[The exercise] The records below must be copied in full; omit the images.

[Exercise material]
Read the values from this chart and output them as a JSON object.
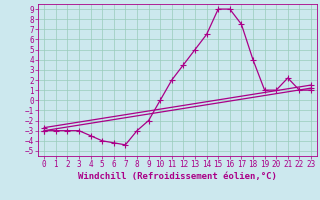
{
  "xlabel": "Windchill (Refroidissement éolien,°C)",
  "bg_color": "#cce8ee",
  "grid_color": "#99ccbb",
  "line_color": "#aa0088",
  "xlim": [
    -0.5,
    23.5
  ],
  "ylim": [
    -5.5,
    9.5
  ],
  "xticks": [
    0,
    1,
    2,
    3,
    4,
    5,
    6,
    7,
    8,
    9,
    10,
    11,
    12,
    13,
    14,
    15,
    16,
    17,
    18,
    19,
    20,
    21,
    22,
    23
  ],
  "yticks": [
    -5,
    -4,
    -3,
    -2,
    -1,
    0,
    1,
    2,
    3,
    4,
    5,
    6,
    7,
    8,
    9
  ],
  "line1_x": [
    0,
    1,
    2,
    3,
    4,
    5,
    6,
    7,
    8,
    9,
    10,
    11,
    12,
    13,
    14,
    15,
    16,
    17,
    18,
    19,
    20,
    21,
    22,
    23
  ],
  "line1_y": [
    -3,
    -3,
    -3,
    -3,
    -3.5,
    -4,
    -4.2,
    -4.4,
    -3.0,
    -2.0,
    0.0,
    2.0,
    3.5,
    5.0,
    6.5,
    9.0,
    9.0,
    7.5,
    4.0,
    1.0,
    1.0,
    2.2,
    1.0,
    1.0
  ],
  "line2_x": [
    0,
    23
  ],
  "line2_y": [
    -3.0,
    1.2
  ],
  "line3_x": [
    0,
    23
  ],
  "line3_y": [
    -2.7,
    1.5
  ],
  "marker": "+",
  "markersize": 4,
  "linewidth": 0.9,
  "xlabel_fontsize": 6.5,
  "tick_fontsize": 5.5,
  "font_family": "monospace"
}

[Exercise solution]
Read the values from this chart and output them as a JSON object.
{
  "xlabel": "Windchill (Refroidissement éolien,°C)",
  "bg_color": "#cce8ee",
  "grid_color": "#99ccbb",
  "line_color": "#aa0088",
  "xlim": [
    -0.5,
    23.5
  ],
  "ylim": [
    -5.5,
    9.5
  ],
  "xticks": [
    0,
    1,
    2,
    3,
    4,
    5,
    6,
    7,
    8,
    9,
    10,
    11,
    12,
    13,
    14,
    15,
    16,
    17,
    18,
    19,
    20,
    21,
    22,
    23
  ],
  "yticks": [
    -5,
    -4,
    -3,
    -2,
    -1,
    0,
    1,
    2,
    3,
    4,
    5,
    6,
    7,
    8,
    9
  ],
  "line1_x": [
    0,
    1,
    2,
    3,
    4,
    5,
    6,
    7,
    8,
    9,
    10,
    11,
    12,
    13,
    14,
    15,
    16,
    17,
    18,
    19,
    20,
    21,
    22,
    23
  ],
  "line1_y": [
    -3,
    -3,
    -3,
    -3,
    -3.5,
    -4,
    -4.2,
    -4.4,
    -3.0,
    -2.0,
    0.0,
    2.0,
    3.5,
    5.0,
    6.5,
    9.0,
    9.0,
    7.5,
    4.0,
    1.0,
    1.0,
    2.2,
    1.0,
    1.0
  ],
  "line2_x": [
    0,
    23
  ],
  "line2_y": [
    -3.0,
    1.2
  ],
  "line3_x": [
    0,
    23
  ],
  "line3_y": [
    -2.7,
    1.5
  ],
  "marker": "+",
  "markersize": 4,
  "linewidth": 0.9,
  "xlabel_fontsize": 6.5,
  "tick_fontsize": 5.5,
  "font_family": "monospace"
}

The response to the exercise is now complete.